## Reading passage
CODEWITHSUNDEEP
javastring
Sahil Shokeen
Sahil Shokeen

Reputation: 51

Count number of sentence in a java string

Hi i want to count number of sentences in a string so far i am using this:

int count = str.split("[!?.:]+").length;

But my string includes "." in names and in between words also for example

"He name is Walton D.C. and he just completed his B.Tech last year."

Now using above line as example count will return 4 sentences but there is only one.

So how to deal with these situations?

Upvotes: 3

Views: 5928

Answers (4)

Abubaker Siddiq
Abubaker Siddiq

Reputation: 29

easy Way to do

public class CountLines {

public static void main(String[] args) {
    // TODO Auto-generated method stub
    String s="Find the number Sentence";
    int count=0;
    for (int i = 0; i < s.length(); i++) {
        if(s.charAt(i)==' ') {
            count++;
        }
    }
    count=count+1;
    System.out.println(count);
}

}

Upvotes: 1

Yashi Srivastava
Yashi Srivastava

Reputation: 187

The solution can be that in case of dots, you can check if u have a space and a capital letter after it.

"[dot][space][capital letter]"

That will be an assurance for the sentence for sure

Updating the code for the same:

public static void main( String args[] ) {
      // String to be scanned to find the pattern.
      String line = "This order was placed for QT3000! MK? \n Thats amazing. \n But I am not sure.";
  String pattern = "([.!?])([\\s\\n])([A-Z]*)";

  // Create a Pattern object
  Pattern r = Pattern.compile(pattern);

  // Now create matcher object.
  Matcher m = r.matcher(line);
  int count=0;
  while (m.find( )) {
      count++;
  }
  count++; //for the last line, which will not get included here.

## Excerpted data
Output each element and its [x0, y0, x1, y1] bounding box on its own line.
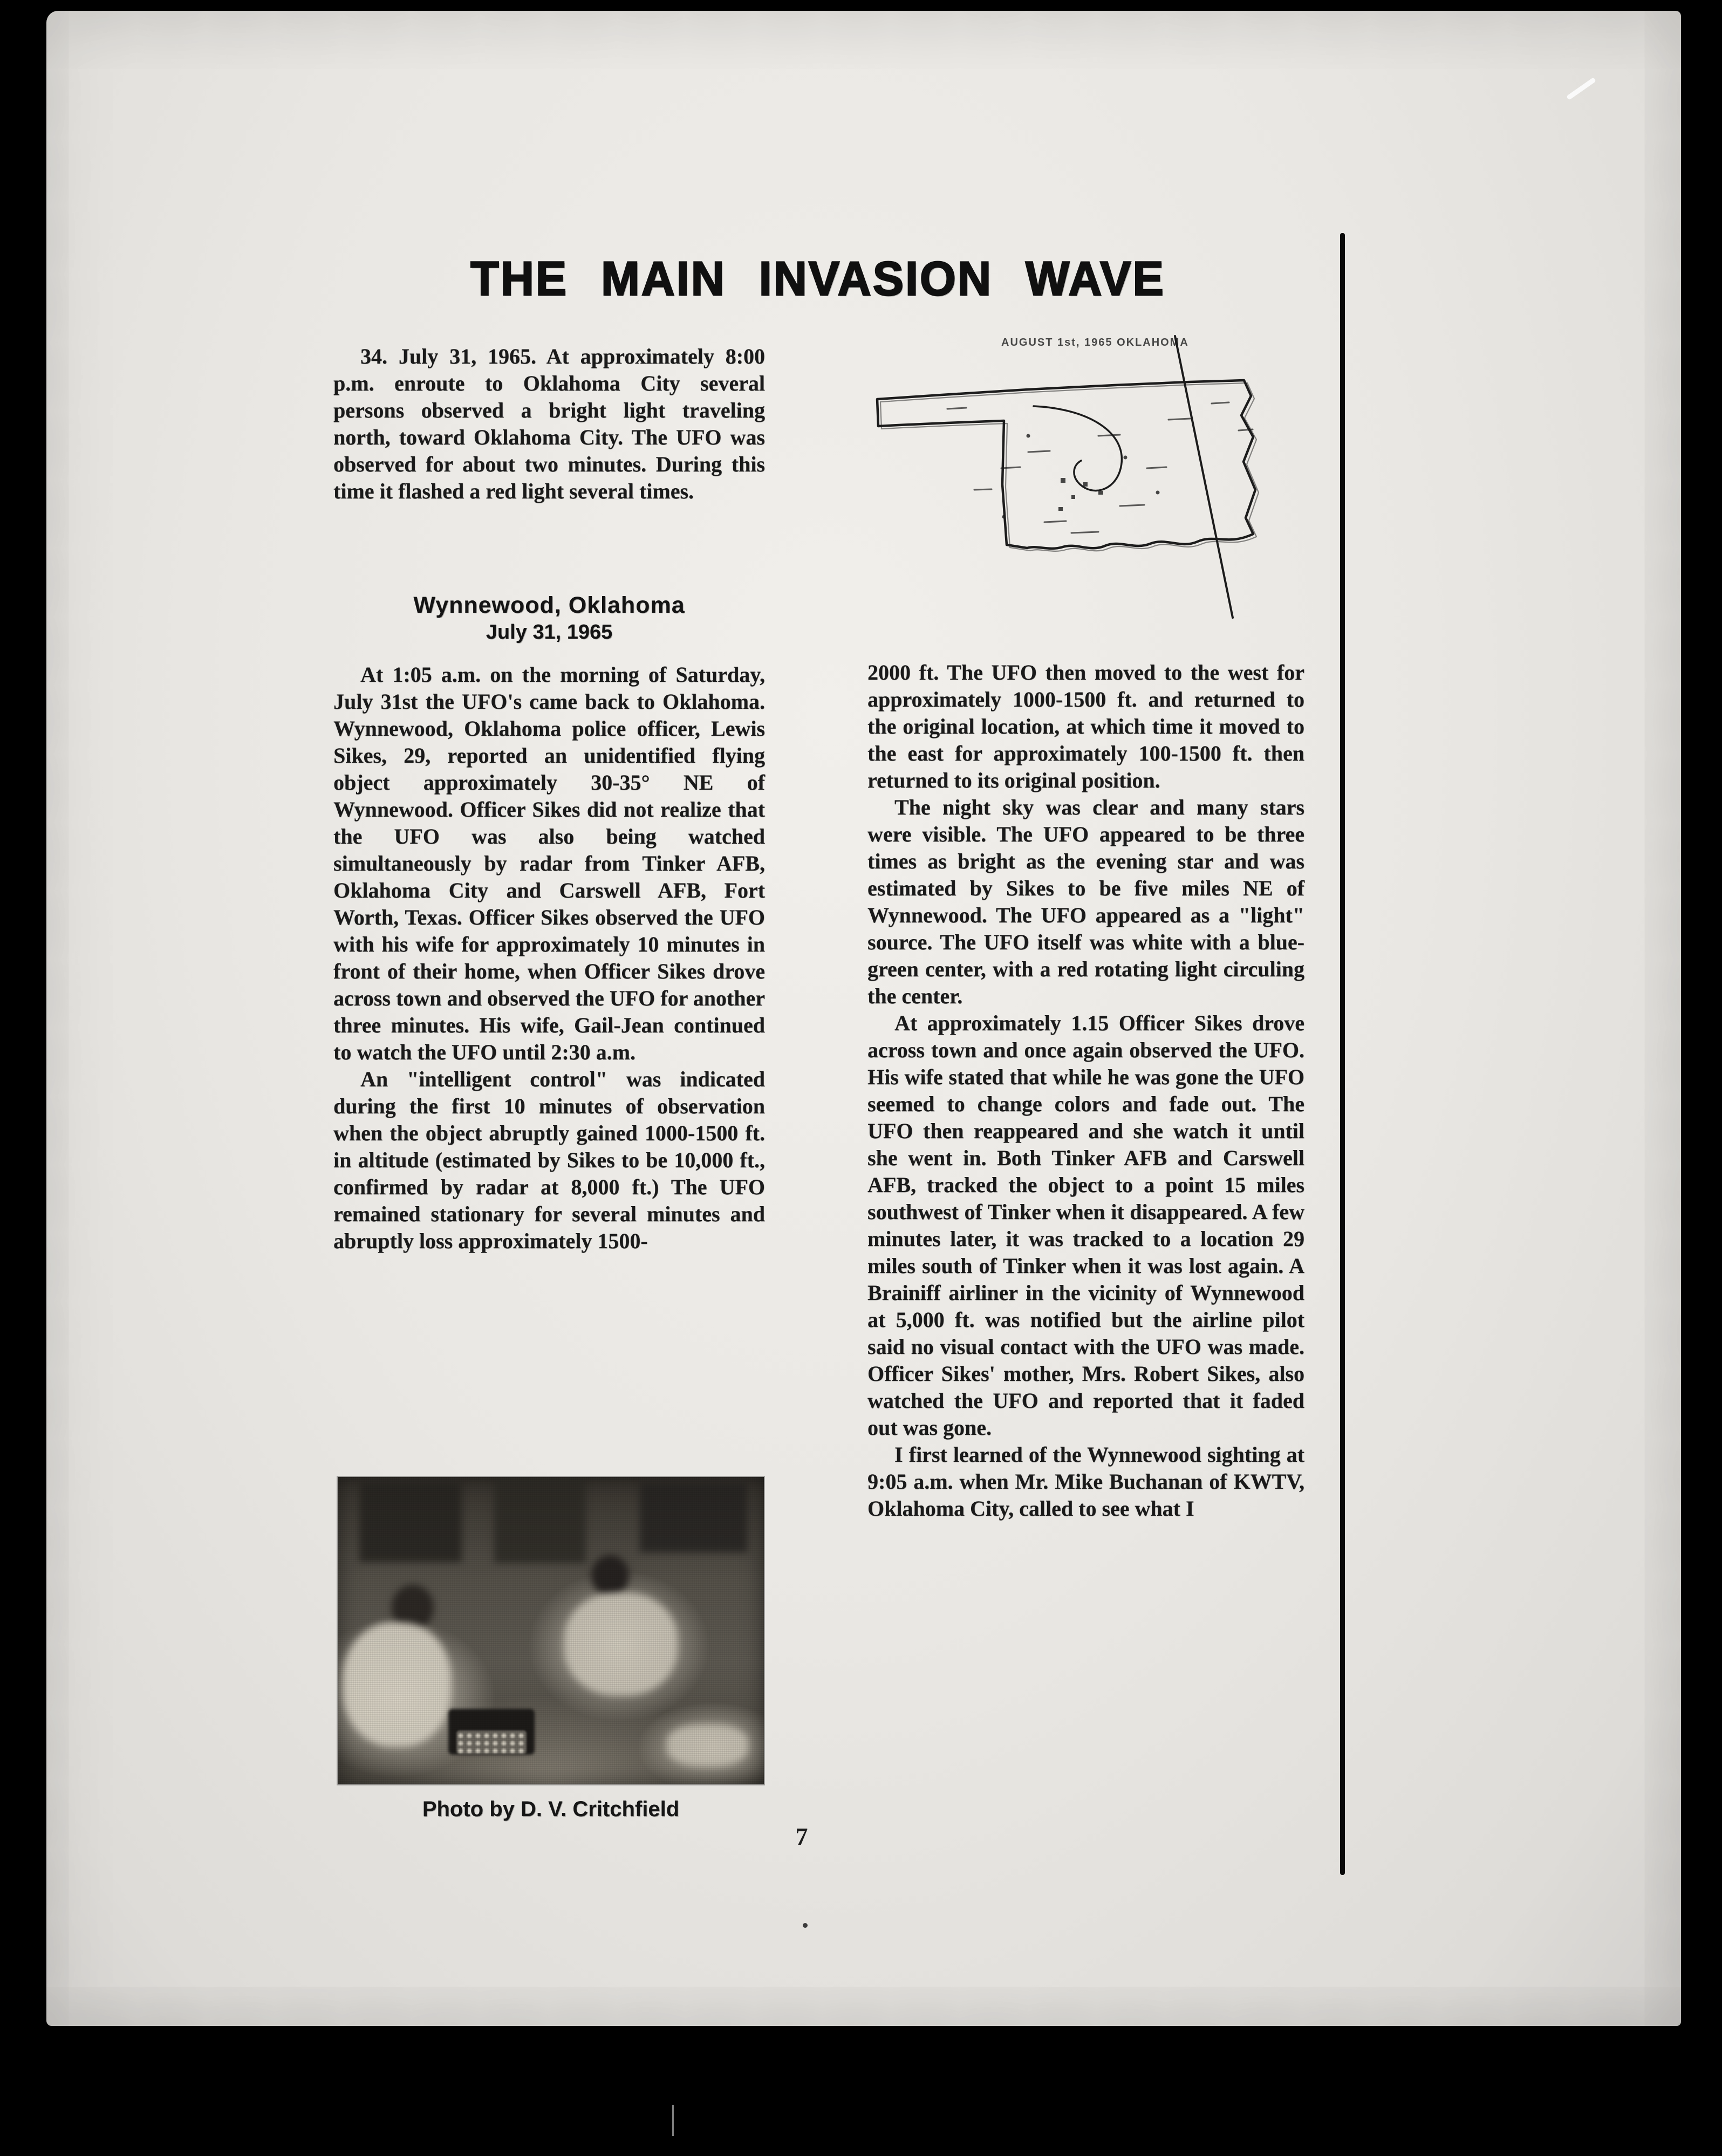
scan-artifact: [1566, 77, 1596, 100]
paragraph: At 1:05 a.m. on the morning of Saturday, July 31st the UFO's came back to Oklahoma. Wynnewood, Oklahoma police officer, Lewis Sikes, 29, reported an unidentified flying object approximately 30-35° NE of Wynnewood. Officer Sikes did not realize that the UFO was also being watched simultaneously by radar from Tinker AFB, Oklahoma City and Carswell AFB, Fort Worth, Texas. Officer Sikes observed the UFO with his wife for approximately 10 minutes in front of their home, when Officer Sikes drove across town and observed the UFO for another three minutes. His wife, Gail-Jean continued to watch the UFO until 2:30 a.m.: [333, 662, 765, 1064]
section-heading-date: July 31, 1965: [486, 621, 613, 644]
paragraph: 34. July 31, 1965. At approximately 8:00 p.m. enroute to Oklahoma City several persons observed a bright light traveling north, toward Oklahoma City. The UFO was observed for about two minutes. During this time it flashed a red light several times.: [333, 344, 765, 503]
photo: [338, 1477, 764, 1784]
photo-figure-shirt: [343, 1623, 451, 1747]
photo-window-shape: [640, 1482, 748, 1552]
trajectory-line: [1175, 336, 1233, 618]
paragraph: The night sky was clear and many stars were visible. The UFO appeared to be three times as bright as the evening star and was estimated by Sikes to be five miles NE of Wynnewood. The UFO appeared as a "light" source. The UFO itself was white with a blue-green center, with a red rotating light circuling the center.: [867, 795, 1304, 1008]
photo-window-shape: [494, 1477, 586, 1563]
photo-figure-shirt: [564, 1593, 678, 1695]
photo-window-shape: [359, 1481, 462, 1562]
paragraph: I first learned of the Wynnewood sighting at 9:05 a.m. when Mr. Mike Buchanan of KWTV, Oklahoma City, called to see what I: [867, 1442, 1304, 1521]
paragraph: At approximately 1.15 Officer Sikes drove across town and once again observed the UFO. His wife stated that while he was gone the UFO seemed to change colors and fade out. The UFO then reappeared and she watch it until she went in. Both Tinker AFB and Carswell AFB, tracked the object to a point 15 miles southwest of Tinker when it disappeared. A few minutes later, it was tracked to a location 29 miles south of Tinker when it was lost again. A Brainiff airliner in the vicinity of Wynnewood at 5,000 ft. was notified but the airline pilot said no visual contact with the UFO was made. Officer Sikes' mother, Mrs. Robert Sikes, also watched the UFO and reported that it faded out was gone.: [867, 1011, 1304, 1440]
map-outline: [877, 380, 1255, 549]
paragraph: 2000 ft. The UFO then moved to the west for approximately 1000-1500 ft. and returned to the original location, at which time it moved to the east for approximately 100-1500 ft. then returned to its original position.: [867, 660, 1304, 792]
photo-figure-head: [392, 1585, 434, 1630]
section-heading: [333, 591, 765, 645]
right-column: [867, 659, 1304, 1522]
scan-artifact: [672, 2105, 674, 2136]
photo-typewriter: [448, 1709, 535, 1755]
column-rule: [1340, 233, 1345, 1875]
page: [46, 11, 1681, 2026]
oklahoma-map: [866, 333, 1314, 627]
scan-artifact: [803, 1923, 808, 1928]
trajectory-curve: [1034, 406, 1122, 491]
oklahoma-map-sketch: [866, 355, 1314, 625]
page-title: THE MAIN INVASION WAVE: [470, 252, 1165, 306]
page-number: 7: [795, 1823, 808, 1850]
intro-paragraph: [333, 343, 765, 505]
photo-figure-head: [591, 1555, 629, 1596]
photo-papers: [667, 1725, 748, 1765]
photo-caption: Photo by D. V. Critchfield: [422, 1797, 680, 1821]
map-caption: AUGUST 1st, 1965 OKLAHOMA: [1001, 337, 1189, 348]
left-column: [333, 661, 765, 1255]
section-heading-location: Wynnewood, Oklahoma: [413, 592, 685, 618]
paragraph: An "intelligent control" was indicated during the first 10 minutes of observation when the object abruptly gained 1000-1500 ft. in altitude (estimated by Sikes to be 10,000 ft., confirmed by radar at 8,000 ft.) The UFO remained stationary for several minutes and abruptly loss approximately 1500-: [333, 1067, 765, 1253]
photo-typewriter-keys: [456, 1730, 527, 1754]
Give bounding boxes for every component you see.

## Written instruction 1
Summarize the forum thread on counting sentences in a Java string in two sentences.
## Written instruction 2
In the forum thread on counting sentences in a Java string, what sequence does the second reply say is an assurance of a sentence?
## Written instruction 3
Write what comes next in the forum thread on counting sentences in a Java string, picking up after its last line.

## Task response 1
A user counts sentences with str.split("[!?.:]+").length, but dots inside names and abbreviations such as "Walton D.C." and "B.Tech" make it return 4 sentences where there is only one. One reply counts the spaces in a string and adds one, while another treats a dot as a sentence end only when a space and a capital letter follow it, and gives code that counts such matches with Pattern and Matcher.

## Task response 2
A dot followed by a space and then a capital letter.

## Task response 3
  System.out.println("COUNT=="+count);
}

Upvotes: 1

gtgaxiola
gtgaxiola

Reputation: 9331

You can use BreakIterator, and detect different kinds of text boundaries

In your case Sentences:

private static void markBoundaries(String target, BreakIterator iterator) {
    StringBuffer markers = new StringBuffer();
    markers.setLength(target.length() + 1);
    for (int k = 0; k < markers.length(); k++) {
        markers.setCharAt(k, ' ');
    }
    int count = 0;
    iterator.setText(target);
    int boundary = iterator.first();
    while (boundary != BreakIterator.DONE) {
        markers.setCharAt(boundary, '^');
        ++count;
        boundary = iterator.next();
    }
    System.out.println(target);
    System.out.println(markers);
    System.out.println("Number of Boundaries: " + count);
    System.out.println("Number of Sentences: " + (count-1));
}

public static void main(String[] args) {
    Locale currentLocale = new Locale("en", "US");
    BreakIterator sentenceIterator
            = BreakIterator.getSentenceInstance(currentLocale);
    String someText = "He name is Walton D.C. and he just completed his B.Tech last year.";
    markBoundaries(someText, sentenceIterator);
    someText = "This order was placed for QT3000! MK?";
    markBoundaries(someText, sentenceIterator);

}

The output will be:

He name is Walton D.C. and he just completed his B.Tech last year.
^                                                                 ^
Number of Boundaries: 2
Number of Sentences: 1
This order was placed for QT3000! MK?
^                                 ^  ^
Number of Boundaries: 3
Number of Sentences: 2

Upvotes: 3

Simion
Simion

Reputation: 333

One solution cane be to skip dots if you have one or more UPERCASE letters before it. In this case names(if they are in upercase). Implementing this you will have only one sentence.

Another solution: improving one answer here could be: [lowercase]([dot] or [?] or [!])[space][uppercase]

But like i said, if there are no exact rules, it will be almost impossible.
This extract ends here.